━━━━━ DATA TO EXAMINE ━━━━━

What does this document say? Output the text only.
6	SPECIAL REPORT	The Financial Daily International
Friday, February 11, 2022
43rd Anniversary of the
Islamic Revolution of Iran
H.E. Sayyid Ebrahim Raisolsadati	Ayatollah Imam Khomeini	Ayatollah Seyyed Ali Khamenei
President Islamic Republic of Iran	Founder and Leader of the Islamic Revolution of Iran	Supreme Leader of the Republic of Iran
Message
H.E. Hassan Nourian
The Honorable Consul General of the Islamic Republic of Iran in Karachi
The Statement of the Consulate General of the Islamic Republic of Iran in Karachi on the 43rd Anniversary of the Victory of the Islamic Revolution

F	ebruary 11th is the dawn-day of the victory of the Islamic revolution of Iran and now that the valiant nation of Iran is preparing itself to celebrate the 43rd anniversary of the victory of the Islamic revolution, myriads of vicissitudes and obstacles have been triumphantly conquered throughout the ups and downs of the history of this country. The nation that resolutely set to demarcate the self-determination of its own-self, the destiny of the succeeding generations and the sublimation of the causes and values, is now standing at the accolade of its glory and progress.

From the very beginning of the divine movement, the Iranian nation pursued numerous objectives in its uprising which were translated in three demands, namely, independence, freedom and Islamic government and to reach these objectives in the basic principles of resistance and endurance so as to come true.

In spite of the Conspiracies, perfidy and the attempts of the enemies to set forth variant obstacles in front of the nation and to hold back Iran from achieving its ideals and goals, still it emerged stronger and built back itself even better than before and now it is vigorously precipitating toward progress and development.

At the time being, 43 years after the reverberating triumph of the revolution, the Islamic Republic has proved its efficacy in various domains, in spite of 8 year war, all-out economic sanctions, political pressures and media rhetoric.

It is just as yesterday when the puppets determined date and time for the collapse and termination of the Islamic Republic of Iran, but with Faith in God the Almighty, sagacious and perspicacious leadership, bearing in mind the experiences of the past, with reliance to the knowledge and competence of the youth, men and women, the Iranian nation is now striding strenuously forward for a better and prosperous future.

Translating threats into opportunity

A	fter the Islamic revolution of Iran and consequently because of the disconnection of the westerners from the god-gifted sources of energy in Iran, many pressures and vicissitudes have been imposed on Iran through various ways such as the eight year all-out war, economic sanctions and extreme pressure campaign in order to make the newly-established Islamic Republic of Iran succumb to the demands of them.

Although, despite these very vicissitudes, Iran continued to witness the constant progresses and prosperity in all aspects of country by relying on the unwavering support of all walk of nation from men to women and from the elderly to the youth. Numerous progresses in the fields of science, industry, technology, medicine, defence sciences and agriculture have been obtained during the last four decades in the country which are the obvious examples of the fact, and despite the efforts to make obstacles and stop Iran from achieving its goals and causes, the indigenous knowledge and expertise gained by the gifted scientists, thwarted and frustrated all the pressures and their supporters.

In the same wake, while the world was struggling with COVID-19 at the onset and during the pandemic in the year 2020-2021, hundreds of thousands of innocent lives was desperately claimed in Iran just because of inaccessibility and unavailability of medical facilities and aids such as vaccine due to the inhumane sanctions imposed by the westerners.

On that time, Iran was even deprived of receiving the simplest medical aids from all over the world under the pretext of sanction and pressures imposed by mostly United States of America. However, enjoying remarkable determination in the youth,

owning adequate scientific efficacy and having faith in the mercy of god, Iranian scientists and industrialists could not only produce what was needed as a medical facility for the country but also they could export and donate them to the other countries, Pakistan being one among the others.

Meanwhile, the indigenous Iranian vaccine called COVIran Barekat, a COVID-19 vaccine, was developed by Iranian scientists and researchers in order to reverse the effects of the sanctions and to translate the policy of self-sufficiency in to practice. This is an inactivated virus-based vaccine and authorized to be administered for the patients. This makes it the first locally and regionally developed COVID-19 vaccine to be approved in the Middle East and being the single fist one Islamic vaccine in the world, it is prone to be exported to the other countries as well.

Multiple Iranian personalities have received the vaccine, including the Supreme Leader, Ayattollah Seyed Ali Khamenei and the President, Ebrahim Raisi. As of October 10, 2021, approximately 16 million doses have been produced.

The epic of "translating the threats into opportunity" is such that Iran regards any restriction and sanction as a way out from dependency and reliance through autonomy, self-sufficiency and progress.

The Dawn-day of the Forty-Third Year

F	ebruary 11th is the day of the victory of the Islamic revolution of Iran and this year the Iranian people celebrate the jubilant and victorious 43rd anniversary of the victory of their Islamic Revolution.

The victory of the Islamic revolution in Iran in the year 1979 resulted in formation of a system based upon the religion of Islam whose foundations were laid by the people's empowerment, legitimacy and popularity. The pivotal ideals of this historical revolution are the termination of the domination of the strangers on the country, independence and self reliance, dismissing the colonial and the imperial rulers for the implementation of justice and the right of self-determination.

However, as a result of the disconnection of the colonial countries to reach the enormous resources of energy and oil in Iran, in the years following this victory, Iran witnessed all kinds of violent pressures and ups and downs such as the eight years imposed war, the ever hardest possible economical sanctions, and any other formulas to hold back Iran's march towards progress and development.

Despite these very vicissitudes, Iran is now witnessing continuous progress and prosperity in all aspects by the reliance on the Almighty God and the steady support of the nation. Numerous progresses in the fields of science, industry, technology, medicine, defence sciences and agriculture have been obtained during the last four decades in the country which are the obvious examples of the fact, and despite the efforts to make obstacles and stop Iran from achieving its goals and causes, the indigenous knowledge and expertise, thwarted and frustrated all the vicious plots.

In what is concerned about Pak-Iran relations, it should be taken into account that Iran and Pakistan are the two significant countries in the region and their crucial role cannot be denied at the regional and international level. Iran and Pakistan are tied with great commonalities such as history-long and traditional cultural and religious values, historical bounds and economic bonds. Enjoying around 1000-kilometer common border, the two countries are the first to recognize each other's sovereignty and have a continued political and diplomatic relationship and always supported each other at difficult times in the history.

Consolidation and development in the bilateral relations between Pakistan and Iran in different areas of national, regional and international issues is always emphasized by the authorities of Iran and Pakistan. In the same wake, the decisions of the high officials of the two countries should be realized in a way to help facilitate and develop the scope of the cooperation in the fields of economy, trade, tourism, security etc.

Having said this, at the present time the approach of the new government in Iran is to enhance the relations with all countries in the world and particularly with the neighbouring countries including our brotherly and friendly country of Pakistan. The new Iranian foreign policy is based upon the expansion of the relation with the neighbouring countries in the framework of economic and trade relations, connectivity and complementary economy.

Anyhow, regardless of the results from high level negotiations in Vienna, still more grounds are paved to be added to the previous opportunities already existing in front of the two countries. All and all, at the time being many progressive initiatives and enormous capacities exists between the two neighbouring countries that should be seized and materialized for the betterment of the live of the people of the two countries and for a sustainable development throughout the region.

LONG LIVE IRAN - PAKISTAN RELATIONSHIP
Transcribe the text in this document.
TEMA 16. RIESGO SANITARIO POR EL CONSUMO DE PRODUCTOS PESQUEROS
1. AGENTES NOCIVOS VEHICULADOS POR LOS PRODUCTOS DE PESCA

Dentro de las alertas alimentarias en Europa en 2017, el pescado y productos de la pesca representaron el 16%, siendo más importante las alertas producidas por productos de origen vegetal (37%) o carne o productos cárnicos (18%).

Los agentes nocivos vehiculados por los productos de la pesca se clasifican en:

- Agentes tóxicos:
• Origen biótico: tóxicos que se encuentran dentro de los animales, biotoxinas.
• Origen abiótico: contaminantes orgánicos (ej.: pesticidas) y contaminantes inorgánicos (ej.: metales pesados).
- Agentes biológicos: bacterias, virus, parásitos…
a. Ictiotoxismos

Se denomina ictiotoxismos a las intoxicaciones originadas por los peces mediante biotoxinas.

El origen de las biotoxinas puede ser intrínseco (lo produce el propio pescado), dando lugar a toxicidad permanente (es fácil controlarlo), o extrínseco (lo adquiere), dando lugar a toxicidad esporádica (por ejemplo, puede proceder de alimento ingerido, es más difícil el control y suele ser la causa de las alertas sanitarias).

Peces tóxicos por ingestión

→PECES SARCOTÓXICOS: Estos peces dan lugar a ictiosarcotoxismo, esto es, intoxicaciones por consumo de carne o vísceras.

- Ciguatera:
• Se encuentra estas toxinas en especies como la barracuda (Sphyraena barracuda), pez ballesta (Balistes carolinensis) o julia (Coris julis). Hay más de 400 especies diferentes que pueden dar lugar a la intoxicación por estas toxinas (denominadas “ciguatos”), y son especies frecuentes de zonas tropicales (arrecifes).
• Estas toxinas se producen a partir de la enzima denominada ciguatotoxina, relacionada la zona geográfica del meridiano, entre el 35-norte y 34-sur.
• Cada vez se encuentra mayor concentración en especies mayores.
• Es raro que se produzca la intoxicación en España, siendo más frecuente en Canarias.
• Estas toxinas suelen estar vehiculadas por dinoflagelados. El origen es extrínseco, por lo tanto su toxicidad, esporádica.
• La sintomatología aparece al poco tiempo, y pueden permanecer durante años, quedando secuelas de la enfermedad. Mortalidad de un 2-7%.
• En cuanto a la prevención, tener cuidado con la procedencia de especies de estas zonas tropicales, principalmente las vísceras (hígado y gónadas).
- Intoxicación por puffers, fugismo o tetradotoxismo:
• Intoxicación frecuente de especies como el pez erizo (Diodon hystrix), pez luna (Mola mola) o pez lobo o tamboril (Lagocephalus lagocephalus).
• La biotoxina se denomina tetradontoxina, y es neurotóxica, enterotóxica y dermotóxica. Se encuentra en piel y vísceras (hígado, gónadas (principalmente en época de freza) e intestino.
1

━━━━━

* _PROBLEM_: Go through the records above, find every line with the word "esporádica", and list those lines.

* _RESULT BELOW_:
El origen de las biotoxinas puede ser intrínseco (lo produce el propio pescado), dando lugar a toxicidad permanente (es fácil controlarlo), o extrínseco (lo adquiere), dando lugar a toxicidad esporádica (por ejemplo, puede proceder de alimento ingerido, es más difícil el control y suele ser la causa de las alertas sanitarias).
• Estas toxinas suelen estar vehiculadas por dinoflagelados. El origen es extrínseco, por lo tanto su toxicidad, esporádica.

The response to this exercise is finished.